WHAT IS NEEDED ▸ Copy out the part of the items that opens with the line containing "Patent image size: (906, 342)." and runs through the end of the items, swapping "top view" for "plan view" and leaving everything else as it is.

RECORDS FOR THIS TASK ▸
▬▬▬▬▬▬

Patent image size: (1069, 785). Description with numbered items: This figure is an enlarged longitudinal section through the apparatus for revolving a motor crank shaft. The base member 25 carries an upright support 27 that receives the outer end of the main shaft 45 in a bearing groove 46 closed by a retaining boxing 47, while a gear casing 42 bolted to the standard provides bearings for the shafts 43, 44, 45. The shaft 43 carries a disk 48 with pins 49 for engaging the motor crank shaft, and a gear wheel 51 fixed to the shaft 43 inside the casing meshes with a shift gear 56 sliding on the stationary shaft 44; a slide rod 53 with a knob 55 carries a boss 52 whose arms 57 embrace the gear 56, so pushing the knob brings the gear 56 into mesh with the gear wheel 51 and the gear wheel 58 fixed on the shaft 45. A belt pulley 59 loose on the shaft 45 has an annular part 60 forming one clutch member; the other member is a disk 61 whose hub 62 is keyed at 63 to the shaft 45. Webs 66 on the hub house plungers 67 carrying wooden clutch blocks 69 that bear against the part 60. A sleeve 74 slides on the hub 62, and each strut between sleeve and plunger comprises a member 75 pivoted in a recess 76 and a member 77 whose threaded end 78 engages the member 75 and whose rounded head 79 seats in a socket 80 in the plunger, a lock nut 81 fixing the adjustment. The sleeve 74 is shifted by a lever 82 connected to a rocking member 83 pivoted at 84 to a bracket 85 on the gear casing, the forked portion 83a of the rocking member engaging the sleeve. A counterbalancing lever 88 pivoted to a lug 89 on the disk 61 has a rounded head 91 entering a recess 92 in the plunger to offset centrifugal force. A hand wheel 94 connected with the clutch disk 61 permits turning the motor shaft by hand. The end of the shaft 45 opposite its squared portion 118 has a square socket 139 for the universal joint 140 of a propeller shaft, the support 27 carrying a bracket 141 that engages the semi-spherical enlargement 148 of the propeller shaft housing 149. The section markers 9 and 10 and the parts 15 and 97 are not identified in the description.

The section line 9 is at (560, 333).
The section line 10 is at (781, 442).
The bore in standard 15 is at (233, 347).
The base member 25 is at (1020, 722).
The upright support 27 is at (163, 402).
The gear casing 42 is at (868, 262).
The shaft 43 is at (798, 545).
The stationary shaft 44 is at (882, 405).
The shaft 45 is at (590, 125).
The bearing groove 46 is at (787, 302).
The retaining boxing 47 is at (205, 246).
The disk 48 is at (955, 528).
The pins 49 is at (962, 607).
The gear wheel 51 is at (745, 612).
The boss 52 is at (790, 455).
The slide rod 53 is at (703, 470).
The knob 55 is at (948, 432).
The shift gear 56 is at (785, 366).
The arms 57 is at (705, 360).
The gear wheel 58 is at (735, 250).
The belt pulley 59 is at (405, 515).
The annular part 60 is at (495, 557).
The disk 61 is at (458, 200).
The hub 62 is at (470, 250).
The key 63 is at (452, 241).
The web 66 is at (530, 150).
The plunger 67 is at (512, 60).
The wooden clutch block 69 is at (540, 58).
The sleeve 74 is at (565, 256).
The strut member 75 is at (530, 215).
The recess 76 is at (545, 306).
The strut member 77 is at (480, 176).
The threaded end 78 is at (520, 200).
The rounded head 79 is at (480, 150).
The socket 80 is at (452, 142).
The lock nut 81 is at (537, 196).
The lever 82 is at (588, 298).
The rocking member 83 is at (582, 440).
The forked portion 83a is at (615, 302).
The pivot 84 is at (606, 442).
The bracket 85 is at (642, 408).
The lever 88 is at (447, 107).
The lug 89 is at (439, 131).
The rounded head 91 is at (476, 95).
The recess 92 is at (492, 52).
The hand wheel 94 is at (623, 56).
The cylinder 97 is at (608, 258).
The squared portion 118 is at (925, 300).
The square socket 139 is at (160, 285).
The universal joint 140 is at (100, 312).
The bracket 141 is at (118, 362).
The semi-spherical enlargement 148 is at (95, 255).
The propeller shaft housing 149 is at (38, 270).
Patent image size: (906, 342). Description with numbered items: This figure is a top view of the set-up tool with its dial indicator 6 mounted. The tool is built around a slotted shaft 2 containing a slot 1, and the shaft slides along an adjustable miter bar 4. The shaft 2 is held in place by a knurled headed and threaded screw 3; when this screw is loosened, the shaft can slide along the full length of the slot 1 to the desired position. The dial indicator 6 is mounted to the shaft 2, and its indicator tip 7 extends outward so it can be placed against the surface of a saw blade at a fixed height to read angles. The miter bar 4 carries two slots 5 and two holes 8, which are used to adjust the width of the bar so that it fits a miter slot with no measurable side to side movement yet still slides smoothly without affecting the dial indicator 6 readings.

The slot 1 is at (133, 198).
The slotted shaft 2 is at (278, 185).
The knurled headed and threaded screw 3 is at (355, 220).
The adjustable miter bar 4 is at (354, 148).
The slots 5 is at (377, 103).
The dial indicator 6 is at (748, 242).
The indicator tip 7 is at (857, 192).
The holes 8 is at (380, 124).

▬▬▬▬▬▬

FULL ANSWER ▸
Patent image size: (906, 342). Description with numbered items: This figure is a plan view of the set-up tool with its dial indicator 6 mounted. The tool is built around a slotted shaft 2 containing a slot 1, and the shaft slides along an adjustable miter bar 4. The shaft 2 is held in place by a knurled headed and threaded screw 3; when this screw is loosened, the shaft can slide along the full length of the slot 1 to the desired position. The dial indicator 6 is mounted to the shaft 2, and its indicator tip 7 extends outward so it can be placed against the surface of a saw blade at a fixed height to read angles. The miter bar 4 carries two slots 5 and two holes 8, which are used to adjust the width of the bar so that it fits a miter slot with no measurable side to side movement yet still slides smoothly without affecting the dial indicator 6 readings.

The slot 1 is at (133, 198).
The slotted shaft 2 is at (278, 185).
The knurled headed and threaded screw 3 is at (355, 220).
The adjustable miter bar 4 is at (354, 148).
The slots 5 is at (377, 103).
The dial indicator 6 is at (748, 242).
The indicator tip 7 is at (857, 192).
The holes 8 is at (380, 124).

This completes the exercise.